→ TASK GOAL
Lines that contain the string "name" are to be copied; leave out all others.

[Recorded data]

__________________________________________________

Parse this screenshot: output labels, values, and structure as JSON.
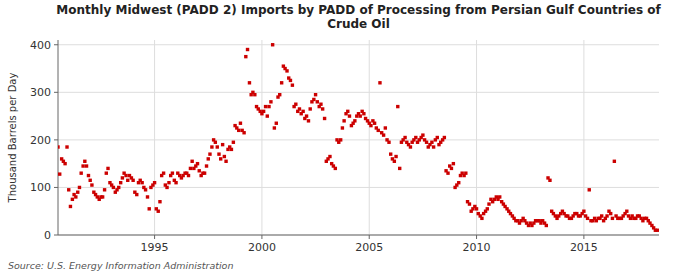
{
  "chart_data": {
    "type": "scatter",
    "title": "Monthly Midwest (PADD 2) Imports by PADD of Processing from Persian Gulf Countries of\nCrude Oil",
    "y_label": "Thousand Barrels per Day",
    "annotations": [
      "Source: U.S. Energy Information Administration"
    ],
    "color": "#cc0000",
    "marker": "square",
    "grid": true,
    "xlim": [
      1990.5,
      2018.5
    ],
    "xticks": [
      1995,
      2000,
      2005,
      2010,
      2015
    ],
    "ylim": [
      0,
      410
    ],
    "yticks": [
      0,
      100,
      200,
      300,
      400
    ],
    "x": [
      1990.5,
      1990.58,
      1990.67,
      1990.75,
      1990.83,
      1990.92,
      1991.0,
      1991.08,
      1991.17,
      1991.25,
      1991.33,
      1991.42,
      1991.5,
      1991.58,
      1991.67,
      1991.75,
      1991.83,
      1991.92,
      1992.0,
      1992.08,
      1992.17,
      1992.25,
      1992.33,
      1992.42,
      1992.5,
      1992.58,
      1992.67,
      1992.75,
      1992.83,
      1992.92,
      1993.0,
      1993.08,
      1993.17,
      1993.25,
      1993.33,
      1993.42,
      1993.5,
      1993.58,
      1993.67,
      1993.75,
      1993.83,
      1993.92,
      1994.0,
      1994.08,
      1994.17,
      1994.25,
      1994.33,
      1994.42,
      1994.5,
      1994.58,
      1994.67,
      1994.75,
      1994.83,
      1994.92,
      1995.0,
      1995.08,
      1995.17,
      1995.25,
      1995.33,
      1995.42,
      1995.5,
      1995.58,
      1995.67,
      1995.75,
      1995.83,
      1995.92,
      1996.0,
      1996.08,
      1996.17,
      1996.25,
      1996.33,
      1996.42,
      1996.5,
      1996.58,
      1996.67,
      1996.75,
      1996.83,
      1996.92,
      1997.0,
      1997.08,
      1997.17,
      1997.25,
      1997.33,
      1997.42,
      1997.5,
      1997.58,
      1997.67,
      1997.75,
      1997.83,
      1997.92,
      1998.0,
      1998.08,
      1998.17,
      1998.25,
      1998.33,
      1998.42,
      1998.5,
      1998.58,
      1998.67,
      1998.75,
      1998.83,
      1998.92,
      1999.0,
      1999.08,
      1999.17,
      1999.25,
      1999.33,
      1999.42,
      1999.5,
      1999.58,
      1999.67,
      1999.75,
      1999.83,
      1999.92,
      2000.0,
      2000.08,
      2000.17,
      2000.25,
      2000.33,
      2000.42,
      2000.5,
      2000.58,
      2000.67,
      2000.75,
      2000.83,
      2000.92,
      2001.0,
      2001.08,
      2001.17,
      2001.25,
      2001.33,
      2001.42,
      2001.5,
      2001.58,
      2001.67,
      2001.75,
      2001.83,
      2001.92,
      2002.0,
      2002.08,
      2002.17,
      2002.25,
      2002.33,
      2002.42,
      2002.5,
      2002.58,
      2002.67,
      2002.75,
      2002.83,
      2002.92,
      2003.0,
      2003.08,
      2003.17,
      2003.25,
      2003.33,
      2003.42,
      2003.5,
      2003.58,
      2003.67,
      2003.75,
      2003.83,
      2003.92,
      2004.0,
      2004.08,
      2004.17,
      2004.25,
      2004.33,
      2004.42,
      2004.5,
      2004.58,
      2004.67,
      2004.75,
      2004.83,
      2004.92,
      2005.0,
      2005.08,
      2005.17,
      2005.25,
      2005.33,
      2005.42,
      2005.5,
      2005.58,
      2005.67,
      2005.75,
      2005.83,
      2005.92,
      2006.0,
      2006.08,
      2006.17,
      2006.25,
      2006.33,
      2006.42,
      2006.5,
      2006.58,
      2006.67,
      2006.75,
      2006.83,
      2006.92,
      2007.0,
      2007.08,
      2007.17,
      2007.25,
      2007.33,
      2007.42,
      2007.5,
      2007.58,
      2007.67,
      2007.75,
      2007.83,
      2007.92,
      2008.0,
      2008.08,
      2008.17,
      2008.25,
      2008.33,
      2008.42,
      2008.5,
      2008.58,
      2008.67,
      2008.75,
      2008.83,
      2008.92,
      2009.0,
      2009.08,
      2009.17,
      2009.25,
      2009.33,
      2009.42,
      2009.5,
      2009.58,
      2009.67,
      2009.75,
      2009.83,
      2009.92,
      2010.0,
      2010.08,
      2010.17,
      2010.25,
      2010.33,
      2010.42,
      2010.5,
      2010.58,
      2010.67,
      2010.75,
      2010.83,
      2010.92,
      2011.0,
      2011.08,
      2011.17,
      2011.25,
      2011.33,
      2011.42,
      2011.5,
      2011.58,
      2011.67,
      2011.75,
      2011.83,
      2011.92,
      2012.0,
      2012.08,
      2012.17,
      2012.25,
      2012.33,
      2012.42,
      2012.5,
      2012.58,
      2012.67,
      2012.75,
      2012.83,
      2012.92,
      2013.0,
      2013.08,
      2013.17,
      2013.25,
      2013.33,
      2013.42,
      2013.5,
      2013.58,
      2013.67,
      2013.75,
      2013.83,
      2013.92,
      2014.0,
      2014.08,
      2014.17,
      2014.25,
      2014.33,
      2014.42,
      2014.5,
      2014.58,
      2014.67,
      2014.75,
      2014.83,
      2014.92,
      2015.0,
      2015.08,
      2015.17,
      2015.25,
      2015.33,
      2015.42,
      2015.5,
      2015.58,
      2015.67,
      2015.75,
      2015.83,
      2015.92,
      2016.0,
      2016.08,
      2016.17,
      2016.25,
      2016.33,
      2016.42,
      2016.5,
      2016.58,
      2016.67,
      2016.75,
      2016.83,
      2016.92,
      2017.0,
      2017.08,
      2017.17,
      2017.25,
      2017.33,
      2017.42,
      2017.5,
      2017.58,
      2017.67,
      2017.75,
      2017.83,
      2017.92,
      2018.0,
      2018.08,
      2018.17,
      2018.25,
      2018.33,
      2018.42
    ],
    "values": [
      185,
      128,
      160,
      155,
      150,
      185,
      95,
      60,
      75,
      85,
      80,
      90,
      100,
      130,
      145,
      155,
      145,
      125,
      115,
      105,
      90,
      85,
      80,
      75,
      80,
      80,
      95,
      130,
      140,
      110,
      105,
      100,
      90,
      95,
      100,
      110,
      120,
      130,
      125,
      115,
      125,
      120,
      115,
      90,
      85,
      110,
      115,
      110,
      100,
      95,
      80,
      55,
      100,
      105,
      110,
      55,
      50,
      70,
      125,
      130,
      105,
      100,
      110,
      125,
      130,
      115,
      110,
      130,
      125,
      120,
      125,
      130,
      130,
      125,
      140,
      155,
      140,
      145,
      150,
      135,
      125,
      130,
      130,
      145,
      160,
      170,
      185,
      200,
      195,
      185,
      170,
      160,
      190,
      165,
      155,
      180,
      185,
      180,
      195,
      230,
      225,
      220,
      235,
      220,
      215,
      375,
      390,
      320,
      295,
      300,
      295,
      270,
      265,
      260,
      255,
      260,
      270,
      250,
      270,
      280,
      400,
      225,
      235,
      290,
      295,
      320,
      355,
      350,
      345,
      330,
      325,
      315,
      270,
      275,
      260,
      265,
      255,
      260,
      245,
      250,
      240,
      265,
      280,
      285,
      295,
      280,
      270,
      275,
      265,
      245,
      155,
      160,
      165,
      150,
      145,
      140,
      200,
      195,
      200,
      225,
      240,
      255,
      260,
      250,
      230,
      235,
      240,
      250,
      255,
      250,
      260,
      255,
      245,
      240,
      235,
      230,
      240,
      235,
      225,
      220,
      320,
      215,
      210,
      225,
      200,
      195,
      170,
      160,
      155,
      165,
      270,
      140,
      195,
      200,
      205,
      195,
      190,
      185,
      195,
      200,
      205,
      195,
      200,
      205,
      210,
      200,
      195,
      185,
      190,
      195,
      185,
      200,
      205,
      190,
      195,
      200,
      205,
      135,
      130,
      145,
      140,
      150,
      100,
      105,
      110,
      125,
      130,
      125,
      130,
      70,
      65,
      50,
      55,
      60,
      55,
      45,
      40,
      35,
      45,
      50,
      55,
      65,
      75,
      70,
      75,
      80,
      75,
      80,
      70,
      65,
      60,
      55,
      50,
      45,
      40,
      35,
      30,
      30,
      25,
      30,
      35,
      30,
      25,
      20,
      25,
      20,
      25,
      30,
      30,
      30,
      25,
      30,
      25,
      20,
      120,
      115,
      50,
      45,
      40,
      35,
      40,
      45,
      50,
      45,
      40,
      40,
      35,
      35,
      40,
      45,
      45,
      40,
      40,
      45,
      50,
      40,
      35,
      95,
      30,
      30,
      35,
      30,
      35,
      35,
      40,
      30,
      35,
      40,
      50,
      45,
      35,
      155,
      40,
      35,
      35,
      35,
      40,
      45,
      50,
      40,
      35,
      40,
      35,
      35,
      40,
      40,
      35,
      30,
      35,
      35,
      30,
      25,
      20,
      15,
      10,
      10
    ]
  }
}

__________________________________________________

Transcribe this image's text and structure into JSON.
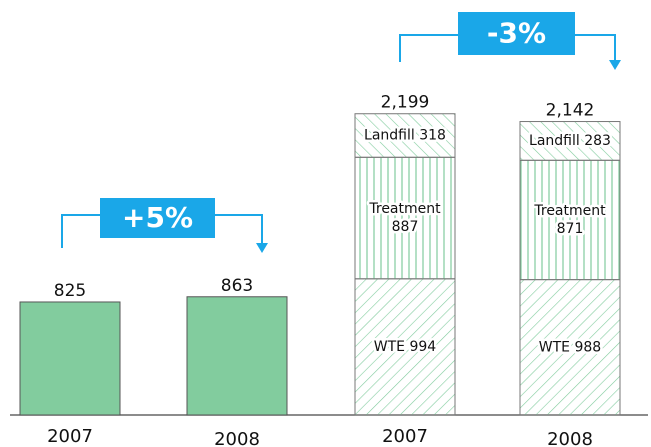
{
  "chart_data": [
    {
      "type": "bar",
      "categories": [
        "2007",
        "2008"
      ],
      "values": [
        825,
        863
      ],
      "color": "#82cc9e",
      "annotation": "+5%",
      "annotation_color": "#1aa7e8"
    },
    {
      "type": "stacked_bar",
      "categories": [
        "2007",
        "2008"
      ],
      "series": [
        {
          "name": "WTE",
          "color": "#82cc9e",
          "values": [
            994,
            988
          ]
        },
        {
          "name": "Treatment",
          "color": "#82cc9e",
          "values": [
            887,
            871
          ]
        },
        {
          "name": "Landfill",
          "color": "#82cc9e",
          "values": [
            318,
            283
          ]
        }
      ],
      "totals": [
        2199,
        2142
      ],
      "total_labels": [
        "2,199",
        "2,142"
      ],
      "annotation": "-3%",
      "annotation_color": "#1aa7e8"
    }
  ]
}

__________________________________________________

→ ANSWER TO THIS PROBLEM
          "name": "WTE",
          "name": "Treatment",
          "name": "Landfill",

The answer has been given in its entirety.